Record excerpts:

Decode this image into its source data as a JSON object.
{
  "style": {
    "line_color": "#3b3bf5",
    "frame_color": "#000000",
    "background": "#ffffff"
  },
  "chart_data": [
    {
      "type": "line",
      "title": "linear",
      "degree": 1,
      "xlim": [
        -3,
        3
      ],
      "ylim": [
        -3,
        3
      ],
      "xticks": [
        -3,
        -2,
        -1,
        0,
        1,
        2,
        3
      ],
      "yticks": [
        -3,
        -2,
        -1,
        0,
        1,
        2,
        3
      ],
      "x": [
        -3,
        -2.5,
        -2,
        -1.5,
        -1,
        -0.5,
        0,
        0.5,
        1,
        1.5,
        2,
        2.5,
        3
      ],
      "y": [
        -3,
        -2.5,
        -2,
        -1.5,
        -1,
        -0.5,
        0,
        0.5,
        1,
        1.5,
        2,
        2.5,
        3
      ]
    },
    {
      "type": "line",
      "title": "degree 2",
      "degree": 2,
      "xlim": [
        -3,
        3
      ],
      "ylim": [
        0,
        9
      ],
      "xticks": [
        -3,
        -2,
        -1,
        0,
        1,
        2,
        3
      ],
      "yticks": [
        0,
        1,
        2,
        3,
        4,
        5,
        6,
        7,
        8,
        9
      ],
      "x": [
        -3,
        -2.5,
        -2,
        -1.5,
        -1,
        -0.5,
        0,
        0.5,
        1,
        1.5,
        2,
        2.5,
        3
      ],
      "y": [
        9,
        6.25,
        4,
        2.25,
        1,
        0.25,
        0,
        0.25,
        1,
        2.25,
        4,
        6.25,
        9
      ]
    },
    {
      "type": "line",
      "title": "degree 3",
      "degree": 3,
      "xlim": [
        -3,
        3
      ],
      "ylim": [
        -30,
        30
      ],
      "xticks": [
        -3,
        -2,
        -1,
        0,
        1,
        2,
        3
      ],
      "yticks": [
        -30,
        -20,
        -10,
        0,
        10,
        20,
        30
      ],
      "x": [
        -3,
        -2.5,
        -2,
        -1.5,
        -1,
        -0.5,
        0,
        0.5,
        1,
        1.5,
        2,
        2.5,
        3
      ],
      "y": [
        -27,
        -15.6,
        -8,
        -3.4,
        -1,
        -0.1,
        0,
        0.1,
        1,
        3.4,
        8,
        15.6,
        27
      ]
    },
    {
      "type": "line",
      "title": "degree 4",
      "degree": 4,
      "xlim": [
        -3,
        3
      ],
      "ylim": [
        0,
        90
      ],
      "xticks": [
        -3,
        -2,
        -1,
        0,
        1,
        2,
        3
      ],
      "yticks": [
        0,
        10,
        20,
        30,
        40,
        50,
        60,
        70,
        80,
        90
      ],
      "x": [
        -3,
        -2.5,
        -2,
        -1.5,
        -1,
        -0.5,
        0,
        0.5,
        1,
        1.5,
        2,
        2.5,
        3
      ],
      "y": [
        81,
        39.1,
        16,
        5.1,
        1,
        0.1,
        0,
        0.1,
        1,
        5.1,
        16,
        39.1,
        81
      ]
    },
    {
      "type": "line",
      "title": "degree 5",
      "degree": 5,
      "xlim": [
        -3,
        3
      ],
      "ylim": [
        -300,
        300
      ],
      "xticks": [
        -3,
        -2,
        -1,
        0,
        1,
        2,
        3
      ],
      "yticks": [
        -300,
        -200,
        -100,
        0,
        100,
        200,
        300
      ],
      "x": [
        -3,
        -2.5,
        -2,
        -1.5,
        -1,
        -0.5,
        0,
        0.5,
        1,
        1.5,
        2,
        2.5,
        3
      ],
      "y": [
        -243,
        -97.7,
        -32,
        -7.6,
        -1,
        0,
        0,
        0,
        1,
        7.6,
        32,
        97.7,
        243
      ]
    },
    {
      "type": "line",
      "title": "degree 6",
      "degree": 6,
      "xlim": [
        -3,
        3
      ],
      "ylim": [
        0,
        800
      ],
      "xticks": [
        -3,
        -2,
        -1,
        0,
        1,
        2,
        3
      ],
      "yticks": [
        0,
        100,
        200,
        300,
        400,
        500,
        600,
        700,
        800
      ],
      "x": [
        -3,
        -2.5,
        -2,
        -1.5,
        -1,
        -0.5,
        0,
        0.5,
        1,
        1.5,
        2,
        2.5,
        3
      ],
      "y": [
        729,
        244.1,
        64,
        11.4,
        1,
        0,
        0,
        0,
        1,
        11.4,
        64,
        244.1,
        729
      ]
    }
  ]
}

Exercise:
Return every record above exactly as it appears.

Result below:
Decode this image into its source data as a JSON object.
{
  "style": {
    "line_color": "#3b3bf5",
    "frame_color": "#000000",
    "background": "#ffffff"
  },
  "chart_data": [
    {
      "type": "line",
      "title": "linear",
      "degree": 1,
      "xlim": [
        -3,
        3
      ],
      "ylim": [
        -3,
        3
      ],
      "xticks": [
        -3,
        -2,
        -1,
        0,
        1,
        2,
        3
      ],
      "yticks": [
        -3,
        -2,
        -1,
        0,
        1,
        2,
        3
      ],
      "x": [
        -3,
        -2.5,
        -2,
        -1.5,
        -1,
        -0.5,
        0,
        0.5,
        1,
        1.5,
        2,
        2.5,
        3
      ],
      "y": [
        -3,
        -2.5,
        -2,
        -1.5,
        -1,
        -0.5,
        0,
        0.5,
        1,
        1.5,
        2,
        2.5,
        3
      ]
    },
    {
      "type": "line",
      "title": "degree 2",
      "degree": 2,
      "xlim": [
        -3,
        3
      ],
      "ylim": [
        0,
        9
      ],
      "xticks": [
        -3,
        -2,
        -1,
        0,
        1,
        2,
        3
      ],
      "yticks": [
        0,
        1,
        2,
        3,
        4,
        5,
        6,
        7,
        8,
        9
      ],
      "x": [
        -3,
        -2.5,
        -2,
        -1.5,
        -1,
        -0.5,
        0,
        0.5,
        1,
        1.5,
        2,
        2.5,
        3
      ],
      "y": [
        9,
        6.25,
        4,
        2.25,
        1,
        0.25,
        0,
        0.25,
        1,
        2.25,
        4,
        6.25,
        9
      ]
    },
    {
      "type": "line",
      "title": "degree 3",
      "degree": 3,
      "xlim": [
        -3,
        3
      ],
      "ylim": [
        -30,
        30
      ],
      "xticks": [
        -3,
        -2,
        -1,
        0,
        1,
        2,
        3
      ],
      "yticks": [
        -30,
        -20,
        -10,
        0,
        10,
        20,
        30
      ],
      "x": [
        -3,
        -2.5,
        -2,
        -1.5,
        -1,
        -0.5,
        0,
        0.5,
        1,
        1.5,
        2,
        2.5,
        3
      ],
      "y": [
        -27,
        -15.6,
        -8,
        -3.4,
        -1,
        -0.1,
        0,
        0.1,
        1,
        3.4,
        8,
        15.6,
        27
      ]
    },
    {
      "type": "line",
      "title": "degree 4",
      "degree": 4,
      "xlim": [
        -3,
        3
      ],
      "ylim": [
        0,
        90
      ],
      "xticks": [
        -3,
        -2,
        -1,
        0,
        1,
        2,
        3
      ],
      "yticks": [
        0,
        10,
        20,
        30,
        40,
        50,
        60,
        70,
        80,
        90
      ],
      "x": [
        -3,
        -2.5,
        -2,
        -1.5,
        -1,
        -0.5,
        0,
        0.5,
        1,
        1.5,
        2,
        2.5,
        3
      ],
      "y": [
        81,
        39.1,
        16,
        5.1,
        1,
        0.1,
        0,
        0.1,
        1,
        5.1,
        16,
        39.1,
        81
      ]
    },
    {
      "type": "line",
      "title": "degree 5",
      "degree": 5,
      "xlim": [
        -3,
        3
      ],
      "ylim": [
        -300,
        300
      ],
      "xticks": [
        -3,
        -2,
        -1,
        0,
        1,
        2,
        3
      ],
      "yticks": [
        -300,
        -200,
        -100,
        0,
        100,
        200,
        300
      ],
      "x": [
        -3,
        -2.5,
        -2,
        -1.5,
        -1,
        -0.5,
        0,
        0.5,
        1,
        1.5,
        2,
        2.5,
        3
      ],
      "y": [
        -243,
        -97.7,
        -32,
        -7.6,
        -1,
        0,
        0,
        0,
        1,
        7.6,
        32,
        97.7,
        243
      ]
    },
    {
      "type": "line",
      "title": "degree 6",
      "degree": 6,
      "xlim": [
        -3,
        3
      ],
      "ylim": [
        0,
        800
      ],
      "xticks": [
        -3,
        -2,
        -1,
        0,
        1,
        2,
        3
      ],
      "yticks": [
        0,
        100,
        200,
        300,
        400,
        500,
        600,
        700,
        800
      ],
      "x": [
        -3,
        -2.5,
        -2,
        -1.5,
        -1,
        -0.5,
        0,
        0.5,
        1,
        1.5,
        2,
        2.5,
        3
      ],
      "y": [
        729,
        244.1,
        64,
        11.4,
        1,
        0,
        0,
        0,
        1,
        11.4,
        64,
        244.1,
        729
      ]
    }
  ]
}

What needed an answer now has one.